§ Given instruction
For this exercise, repeat all of the material verbatim apart from its images.

%%

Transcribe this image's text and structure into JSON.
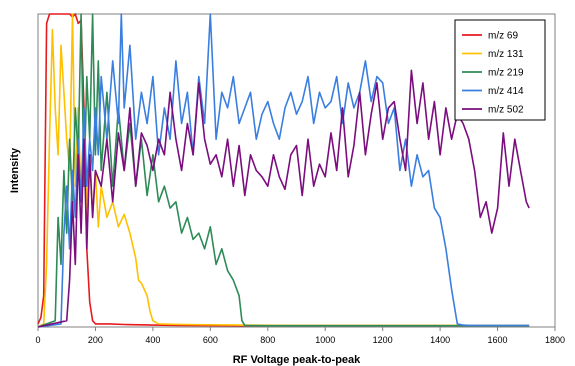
{
  "chart_data": {
    "type": "line",
    "title": "",
    "xlabel": "RF Voltage peak-to-peak",
    "ylabel": "Intensity",
    "xlim": [
      0,
      1800
    ],
    "ylim": [
      0,
      100
    ],
    "xticks": [
      0,
      200,
      400,
      600,
      800,
      1000,
      1200,
      1400,
      1600,
      1800
    ],
    "grid": false,
    "legend_position": "top-right",
    "series": [
      {
        "name": "m/z 69",
        "color": "#e8191d",
        "x": [
          0,
          10,
          20,
          30,
          40,
          50,
          60,
          70,
          80,
          90,
          100,
          110,
          120,
          130,
          140,
          150,
          160,
          170,
          180,
          190,
          200,
          250,
          300,
          400,
          500,
          700,
          900,
          1100,
          1300,
          1500,
          1710
        ],
        "y": [
          1,
          3,
          10,
          97,
          100,
          100,
          100,
          100,
          100,
          100,
          100,
          100,
          99,
          100,
          97,
          98,
          70,
          25,
          8,
          2,
          1,
          1,
          0.8,
          0.6,
          0.5,
          0.4,
          0.4,
          0.4,
          0.4,
          0.4,
          0.4
        ]
      },
      {
        "name": "m/z 131",
        "color": "#ffc000",
        "x": [
          0,
          20,
          30,
          40,
          50,
          60,
          70,
          80,
          90,
          100,
          110,
          120,
          130,
          140,
          150,
          160,
          170,
          180,
          190,
          200,
          210,
          220,
          240,
          260,
          280,
          300,
          320,
          340,
          350,
          360,
          370,
          380,
          390,
          400,
          420,
          500,
          700,
          900,
          1200,
          1710
        ],
        "y": [
          0,
          1,
          20,
          60,
          95,
          70,
          55,
          90,
          75,
          60,
          50,
          100,
          45,
          70,
          40,
          65,
          38,
          55,
          35,
          50,
          32,
          45,
          35,
          40,
          32,
          36,
          30,
          22,
          15,
          14,
          12,
          10,
          5,
          2,
          1,
          0.8,
          0.6,
          0.5,
          0.5,
          0.5
        ]
      },
      {
        "name": "m/z 219",
        "color": "#2e8b57",
        "x": [
          0,
          60,
          70,
          80,
          90,
          100,
          110,
          120,
          130,
          140,
          150,
          160,
          170,
          180,
          190,
          200,
          210,
          220,
          240,
          260,
          280,
          300,
          320,
          340,
          360,
          380,
          400,
          420,
          440,
          460,
          480,
          500,
          520,
          540,
          560,
          580,
          600,
          620,
          640,
          660,
          680,
          700,
          710,
          720,
          800,
          1000,
          1300,
          1600,
          1710
        ],
        "y": [
          0,
          2,
          35,
          20,
          50,
          30,
          60,
          40,
          70,
          55,
          100,
          45,
          80,
          60,
          100,
          55,
          85,
          50,
          75,
          45,
          70,
          50,
          65,
          45,
          60,
          42,
          55,
          40,
          45,
          38,
          40,
          30,
          35,
          28,
          30,
          25,
          32,
          20,
          25,
          18,
          15,
          10,
          2,
          0.5,
          0.4,
          0.4,
          0.4,
          0.4,
          0.4
        ]
      },
      {
        "name": "m/z 414",
        "color": "#3a7fe0",
        "x": [
          0,
          80,
          90,
          100,
          110,
          120,
          130,
          140,
          150,
          160,
          170,
          180,
          190,
          200,
          210,
          220,
          240,
          260,
          280,
          290,
          300,
          320,
          340,
          360,
          380,
          400,
          420,
          440,
          460,
          480,
          500,
          520,
          540,
          560,
          580,
          600,
          620,
          640,
          660,
          680,
          700,
          720,
          740,
          760,
          780,
          800,
          820,
          840,
          860,
          880,
          900,
          920,
          940,
          960,
          980,
          1000,
          1020,
          1040,
          1060,
          1080,
          1100,
          1120,
          1140,
          1160,
          1180,
          1200,
          1220,
          1240,
          1260,
          1280,
          1300,
          1320,
          1340,
          1360,
          1380,
          1400,
          1420,
          1440,
          1460,
          1480,
          1500,
          1600,
          1710
        ],
        "y": [
          0,
          1,
          30,
          45,
          25,
          50,
          35,
          60,
          40,
          70,
          45,
          60,
          50,
          70,
          55,
          80,
          60,
          85,
          65,
          100,
          70,
          90,
          60,
          75,
          65,
          80,
          55,
          70,
          60,
          85,
          65,
          75,
          55,
          80,
          65,
          100,
          60,
          75,
          70,
          80,
          65,
          70,
          75,
          60,
          68,
          72,
          65,
          60,
          70,
          75,
          68,
          72,
          80,
          65,
          75,
          70,
          72,
          80,
          65,
          78,
          70,
          75,
          85,
          72,
          80,
          78,
          65,
          70,
          50,
          60,
          45,
          55,
          48,
          50,
          38,
          35,
          25,
          12,
          1,
          0.6,
          0.5,
          0.5,
          0.5
        ]
      },
      {
        "name": "m/z 502",
        "color": "#7b0d7e",
        "x": [
          0,
          100,
          110,
          120,
          130,
          140,
          150,
          160,
          170,
          180,
          190,
          200,
          220,
          240,
          260,
          280,
          300,
          320,
          340,
          360,
          380,
          400,
          420,
          440,
          460,
          480,
          500,
          520,
          540,
          560,
          580,
          600,
          620,
          640,
          660,
          680,
          700,
          720,
          740,
          760,
          780,
          800,
          820,
          840,
          860,
          880,
          900,
          920,
          940,
          960,
          980,
          1000,
          1020,
          1040,
          1060,
          1080,
          1100,
          1120,
          1140,
          1160,
          1180,
          1200,
          1220,
          1240,
          1260,
          1280,
          1300,
          1320,
          1340,
          1360,
          1380,
          1400,
          1420,
          1440,
          1460,
          1480,
          1500,
          1520,
          1540,
          1560,
          1580,
          1600,
          1620,
          1640,
          1660,
          1680,
          1700,
          1710
        ],
        "y": [
          0,
          2,
          15,
          40,
          20,
          55,
          30,
          60,
          25,
          55,
          35,
          50,
          45,
          60,
          40,
          62,
          50,
          70,
          45,
          62,
          58,
          50,
          60,
          55,
          75,
          60,
          50,
          65,
          55,
          78,
          60,
          52,
          55,
          48,
          60,
          45,
          58,
          42,
          55,
          50,
          48,
          45,
          55,
          48,
          44,
          55,
          58,
          42,
          60,
          45,
          52,
          48,
          62,
          50,
          70,
          48,
          58,
          75,
          55,
          68,
          78,
          60,
          70,
          72,
          60,
          50,
          82,
          65,
          78,
          60,
          72,
          55,
          70,
          60,
          68,
          65,
          60,
          50,
          35,
          40,
          30,
          38,
          62,
          45,
          60,
          50,
          40,
          38
        ]
      }
    ]
  }
}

%%

§ Result below
Transcribe this image's text and structure into JSON.
{
  "chart_data": {
    "type": "line",
    "title": "",
    "xlabel": "RF Voltage peak-to-peak",
    "ylabel": "Intensity",
    "xlim": [
      0,
      1800
    ],
    "ylim": [
      0,
      100
    ],
    "xticks": [
      0,
      200,
      400,
      600,
      800,
      1000,
      1200,
      1400,
      1600,
      1800
    ],
    "grid": false,
    "legend_position": "top-right",
    "series": [
      {
        "name": "m/z 69",
        "color": "#e8191d",
        "x": [
          0,
          10,
          20,
          30,
          40,
          50,
          60,
          70,
          80,
          90,
          100,
          110,
          120,
          130,
          140,
          150,
          160,
          170,
          180,
          190,
          200,
          250,
          300,
          400,
          500,
          700,
          900,
          1100,
          1300,
          1500,
          1710
        ],
        "y": [
          1,
          3,
          10,
          97,
          100,
          100,
          100,
          100,
          100,
          100,
          100,
          100,
          99,
          100,
          97,
          98,
          70,
          25,
          8,
          2,
          1,
          1,
          0.8,
          0.6,
          0.5,
          0.4,
          0.4,
          0.4,
          0.4,
          0.4,
          0.4
        ]
      },
      {
        "name": "m/z 131",
        "color": "#ffc000",
        "x": [
          0,
          20,
          30,
          40,
          50,
          60,
          70,
          80,
          90,
          100,
          110,
          120,
          130,
          140,
          150,
          160,
          170,
          180,
          190,
          200,
          210,
          220,
          240,
          260,
          280,
          300,
          320,
          340,
          350,
          360,
          370,
          380,
          390,
          400,
          420,
          500,
          700,
          900,
          1200,
          1710
        ],
        "y": [
          0,
          1,
          20,
          60,
          95,
          70,
          55,
          90,
          75,
          60,
          50,
          100,
          45,
          70,
          40,
          65,
          38,
          55,
          35,
          50,
          32,
          45,
          35,
          40,
          32,
          36,
          30,
          22,
          15,
          14,
          12,
          10,
          5,
          2,
          1,
          0.8,
          0.6,
          0.5,
          0.5,
          0.5
        ]
      },
      {
        "name": "m/z 219",
        "color": "#2e8b57",
        "x": [
          0,
          60,
          70,
          80,
          90,
          100,
          110,
          120,
          130,
          140,
          150,
          160,
          170,
          180,
          190,
          200,
          210,
          220,
          240,
          260,
          280,
          300,
          320,
          340,
          360,
          380,
          400,
          420,
          440,
          460,
          480,
          500,
          520,
          540,
          560,
          580,
          600,
          620,
          640,
          660,
          680,
          700,
          710,
          720,
          800,
          1000,
          1300,
          1600,
          1710
        ],
        "y": [
          0,
          2,
          35,
          20,
          50,
          30,
          60,
          40,
          70,
          55,
          100,
          45,
          80,
          60,
          100,
          55,
          85,
          50,
          75,
          45,
          70,
          50,
          65,
          45,
          60,
          42,
          55,
          40,
          45,
          38,
          40,
          30,
          35,
          28,
          30,
          25,
          32,
          20,
          25,
          18,
          15,
          10,
          2,
          0.5,
          0.4,
          0.4,
          0.4,
          0.4,
          0.4
        ]
      },
      {
        "name": "m/z 414",
        "color": "#3a7fe0",
        "x": [
          0,
          80,
          90,
          100,
          110,
          120,
          130,
          140,
          150,
          160,
          170,
          180,
          190,
          200,
          210,
          220,
          240,
          260,
          280,
          290,
          300,
          320,
          340,
          360,
          380,
          400,
          420,
          440,
          460,
          480,
          500,
          520,
          540,
          560,
          580,
          600,
          620,
          640,
          660,
          680,
          700,
          720,
          740,
          760,
          780,
          800,
          820,
          840,
          860,
          880,
          900,
          920,
          940,
          960,
          980,
          1000,
          1020,
          1040,
          1060,
          1080,
          1100,
          1120,
          1140,
          1160,
          1180,
          1200,
          1220,
          1240,
          1260,
          1280,
          1300,
          1320,
          1340,
          1360,
          1380,
          1400,
          1420,
          1440,
          1460,
          1480,
          1500,
          1600,
          1710
        ],
        "y": [
          0,
          1,
          30,
          45,
          25,
          50,
          35,
          60,
          40,
          70,
          45,
          60,
          50,
          70,
          55,
          80,
          60,
          85,
          65,
          100,
          70,
          90,
          60,
          75,
          65,
          80,
          55,
          70,
          60,
          85,
          65,
          75,
          55,
          80,
          65,
          100,
          60,
          75,
          70,
          80,
          65,
          70,
          75,
          60,
          68,
          72,
          65,
          60,
          70,
          75,
          68,
          72,
          80,
          65,
          75,
          70,
          72,
          80,
          65,
          78,
          70,
          75,
          85,
          72,
          80,
          78,
          65,
          70,
          50,
          60,
          45,
          55,
          48,
          50,
          38,
          35,
          25,
          12,
          1,
          0.6,
          0.5,
          0.5,
          0.5
        ]
      },
      {
        "name": "m/z 502",
        "color": "#7b0d7e",
        "x": [
          0,
          100,
          110,
          120,
          130,
          140,
          150,
          160,
          170,
          180,
          190,
          200,
          220,
          240,
          260,
          280,
          300,
          320,
          340,
          360,
          380,
          400,
          420,
          440,
          460,
          480,
          500,
          520,
          540,
          560,
          580,
          600,
          620,
          640,
          660,
          680,
          700,
          720,
          740,
          760,
          780,
          800,
          820,
          840,
          860,
          880,
          900,
          920,
          940,
          960,
          980,
          1000,
          1020,
          1040,
          1060,
          1080,
          1100,
          1120,
          1140,
          1160,
          1180,
          1200,
          1220,
          1240,
          1260,
          1280,
          1300,
          1320,
          1340,
          1360,
          1380,
          1400,
          1420,
          1440,
          1460,
          1480,
          1500,
          1520,
          1540,
          1560,
          1580,
          1600,
          1620,
          1640,
          1660,
          1680,
          1700,
          1710
        ],
        "y": [
          0,
          2,
          15,
          40,
          20,
          55,
          30,
          60,
          25,
          55,
          35,
          50,
          45,
          60,
          40,
          62,
          50,
          70,
          45,
          62,
          58,
          50,
          60,
          55,
          75,
          60,
          50,
          65,
          55,
          78,
          60,
          52,
          55,
          48,
          60,
          45,
          58,
          42,
          55,
          50,
          48,
          45,
          55,
          48,
          44,
          55,
          58,
          42,
          60,
          45,
          52,
          48,
          62,
          50,
          70,
          48,
          58,
          75,
          55,
          68,
          78,
          60,
          70,
          72,
          60,
          50,
          82,
          65,
          78,
          60,
          72,
          55,
          70,
          60,
          68,
          65,
          60,
          50,
          35,
          40,
          30,
          38,
          62,
          45,
          60,
          50,
          40,
          38
        ]
      }
    ]
  }
}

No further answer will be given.